Copy each line of the entries beneath that contains the word "invånare".

━━ DATA TO PROCESS

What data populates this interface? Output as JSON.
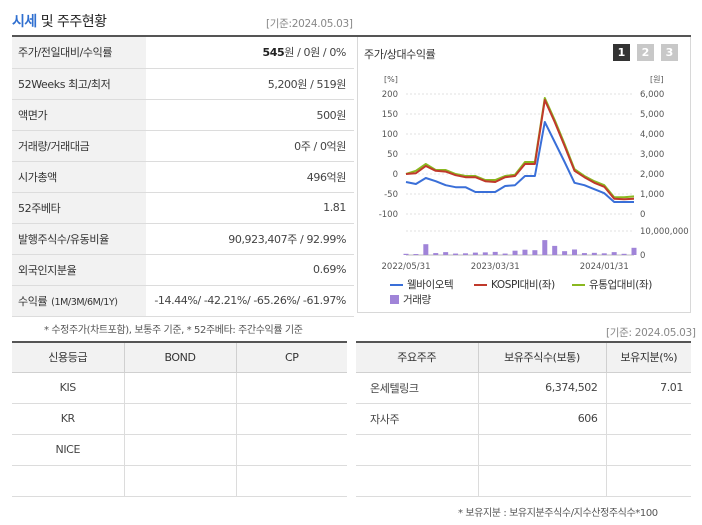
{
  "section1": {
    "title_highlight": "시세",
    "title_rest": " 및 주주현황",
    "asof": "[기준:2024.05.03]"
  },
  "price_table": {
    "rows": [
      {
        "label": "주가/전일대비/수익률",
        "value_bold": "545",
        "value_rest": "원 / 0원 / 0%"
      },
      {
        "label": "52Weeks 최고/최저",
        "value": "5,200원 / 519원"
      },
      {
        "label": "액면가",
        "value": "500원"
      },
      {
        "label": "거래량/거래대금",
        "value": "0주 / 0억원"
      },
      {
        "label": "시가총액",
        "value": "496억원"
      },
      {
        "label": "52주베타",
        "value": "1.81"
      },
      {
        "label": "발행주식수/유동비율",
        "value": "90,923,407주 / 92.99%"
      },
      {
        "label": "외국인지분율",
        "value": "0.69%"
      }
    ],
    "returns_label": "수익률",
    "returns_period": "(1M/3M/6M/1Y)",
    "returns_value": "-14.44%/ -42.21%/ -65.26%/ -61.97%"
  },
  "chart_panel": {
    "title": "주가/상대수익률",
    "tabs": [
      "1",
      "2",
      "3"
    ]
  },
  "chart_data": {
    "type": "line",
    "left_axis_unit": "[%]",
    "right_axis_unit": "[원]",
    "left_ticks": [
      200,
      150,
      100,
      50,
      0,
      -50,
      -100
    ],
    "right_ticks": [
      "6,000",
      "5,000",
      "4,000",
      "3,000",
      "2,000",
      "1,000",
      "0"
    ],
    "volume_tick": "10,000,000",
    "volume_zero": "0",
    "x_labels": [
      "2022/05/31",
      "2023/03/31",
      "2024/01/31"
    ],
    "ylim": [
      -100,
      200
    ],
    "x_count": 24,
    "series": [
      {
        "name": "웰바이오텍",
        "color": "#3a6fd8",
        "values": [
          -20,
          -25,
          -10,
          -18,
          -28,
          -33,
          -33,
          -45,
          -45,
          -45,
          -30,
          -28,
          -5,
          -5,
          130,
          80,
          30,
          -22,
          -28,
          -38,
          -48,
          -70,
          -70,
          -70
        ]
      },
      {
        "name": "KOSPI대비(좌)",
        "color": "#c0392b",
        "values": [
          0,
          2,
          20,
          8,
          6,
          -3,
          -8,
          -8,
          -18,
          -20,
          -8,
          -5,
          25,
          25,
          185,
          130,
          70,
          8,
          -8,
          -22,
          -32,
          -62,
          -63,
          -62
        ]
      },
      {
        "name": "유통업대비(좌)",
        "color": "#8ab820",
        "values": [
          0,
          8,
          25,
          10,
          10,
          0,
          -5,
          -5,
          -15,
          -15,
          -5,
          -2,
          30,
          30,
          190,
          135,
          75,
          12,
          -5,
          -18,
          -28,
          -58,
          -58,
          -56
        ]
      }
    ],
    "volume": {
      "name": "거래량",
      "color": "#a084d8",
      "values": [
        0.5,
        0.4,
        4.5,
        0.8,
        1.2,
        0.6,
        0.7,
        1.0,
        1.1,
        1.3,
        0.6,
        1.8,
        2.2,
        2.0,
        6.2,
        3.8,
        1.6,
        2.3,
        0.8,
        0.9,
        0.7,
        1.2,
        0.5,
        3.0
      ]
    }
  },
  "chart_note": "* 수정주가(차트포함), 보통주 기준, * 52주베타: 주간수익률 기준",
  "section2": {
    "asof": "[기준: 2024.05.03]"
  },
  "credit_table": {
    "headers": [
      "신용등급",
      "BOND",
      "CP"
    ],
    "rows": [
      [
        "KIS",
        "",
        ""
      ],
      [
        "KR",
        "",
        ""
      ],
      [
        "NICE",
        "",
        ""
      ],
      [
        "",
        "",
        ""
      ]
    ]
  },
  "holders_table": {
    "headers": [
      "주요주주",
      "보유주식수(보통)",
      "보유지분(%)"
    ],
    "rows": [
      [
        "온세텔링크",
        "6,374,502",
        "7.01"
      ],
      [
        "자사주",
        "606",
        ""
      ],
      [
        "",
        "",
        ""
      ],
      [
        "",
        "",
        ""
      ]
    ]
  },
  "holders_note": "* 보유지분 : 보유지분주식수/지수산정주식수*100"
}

━━━━
━━ DATA TO PROCESS

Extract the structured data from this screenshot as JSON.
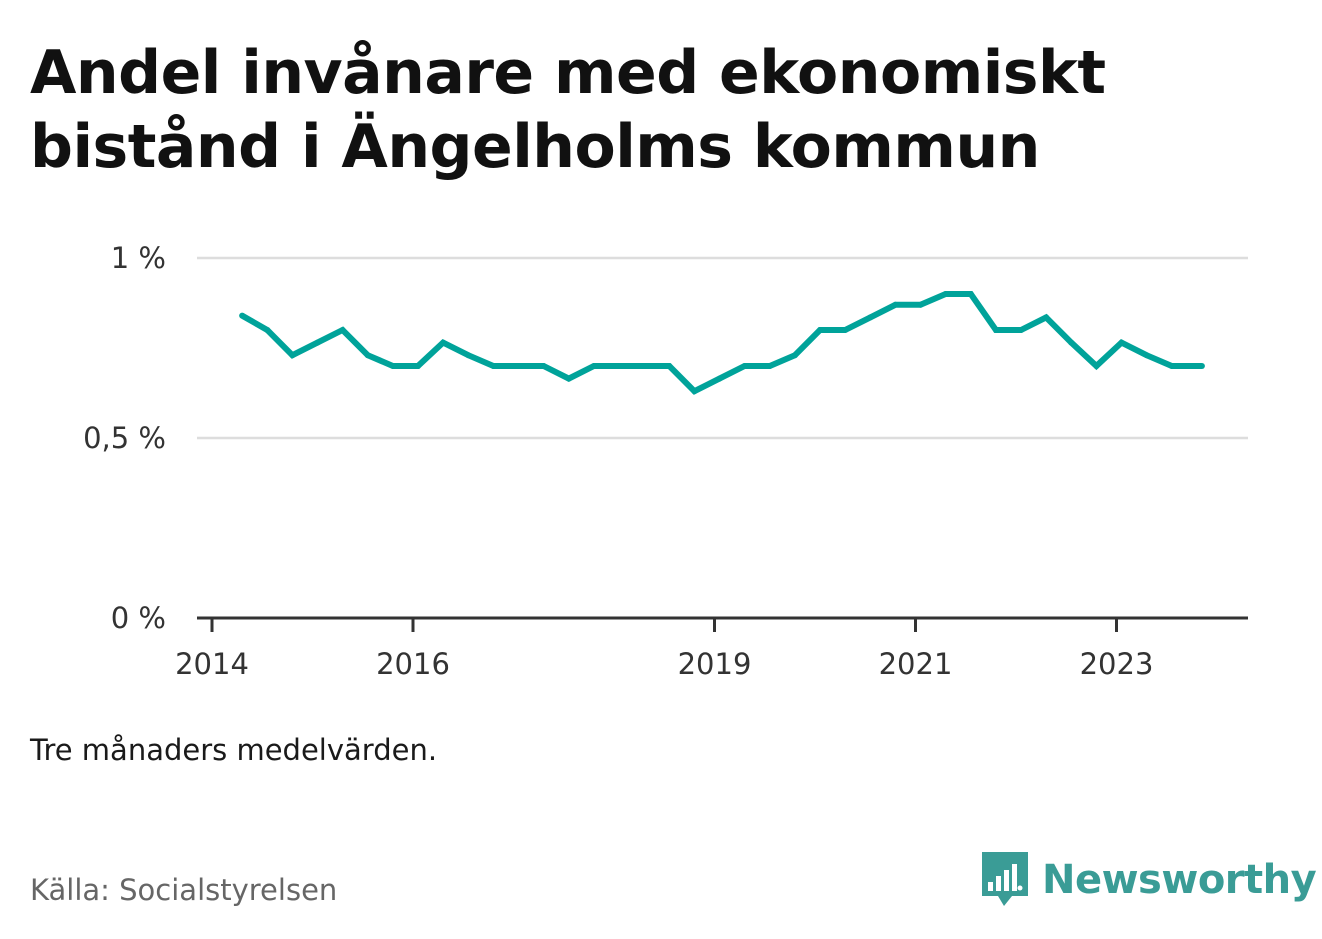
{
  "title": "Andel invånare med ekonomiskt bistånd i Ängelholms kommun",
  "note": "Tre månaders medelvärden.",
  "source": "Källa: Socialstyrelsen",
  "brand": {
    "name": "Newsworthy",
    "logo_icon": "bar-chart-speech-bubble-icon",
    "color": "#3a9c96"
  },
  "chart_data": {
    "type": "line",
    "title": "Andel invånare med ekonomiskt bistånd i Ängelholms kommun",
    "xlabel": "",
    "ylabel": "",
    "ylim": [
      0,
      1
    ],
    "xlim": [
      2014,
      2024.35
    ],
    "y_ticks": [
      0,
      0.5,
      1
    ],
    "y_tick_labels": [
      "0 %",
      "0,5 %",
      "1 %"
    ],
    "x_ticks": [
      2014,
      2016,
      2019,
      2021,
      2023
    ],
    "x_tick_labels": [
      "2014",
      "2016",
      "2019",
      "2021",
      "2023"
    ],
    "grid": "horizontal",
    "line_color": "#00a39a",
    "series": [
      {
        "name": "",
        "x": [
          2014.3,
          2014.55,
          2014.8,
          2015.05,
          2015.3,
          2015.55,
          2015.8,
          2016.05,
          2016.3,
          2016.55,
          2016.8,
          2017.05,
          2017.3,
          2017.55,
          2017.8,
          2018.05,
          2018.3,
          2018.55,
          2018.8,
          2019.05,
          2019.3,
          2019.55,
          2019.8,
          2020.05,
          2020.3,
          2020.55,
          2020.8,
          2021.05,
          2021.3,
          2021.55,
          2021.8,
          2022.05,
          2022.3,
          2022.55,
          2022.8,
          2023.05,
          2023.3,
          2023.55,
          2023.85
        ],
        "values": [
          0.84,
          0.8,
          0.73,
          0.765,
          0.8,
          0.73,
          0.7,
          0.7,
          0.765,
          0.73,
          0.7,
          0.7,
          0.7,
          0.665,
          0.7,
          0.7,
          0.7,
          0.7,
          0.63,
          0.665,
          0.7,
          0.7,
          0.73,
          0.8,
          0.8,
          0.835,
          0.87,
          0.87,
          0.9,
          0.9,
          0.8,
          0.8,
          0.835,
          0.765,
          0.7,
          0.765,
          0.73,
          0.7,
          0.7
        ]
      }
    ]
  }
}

━━━━

§ COMPLETE ANSWER:
  "title": "Andel invånare med ekonomiskt bistånd i Ängelholms kommun",
    "title": "Andel invånare med ekonomiskt bistånd i Ängelholms kommun",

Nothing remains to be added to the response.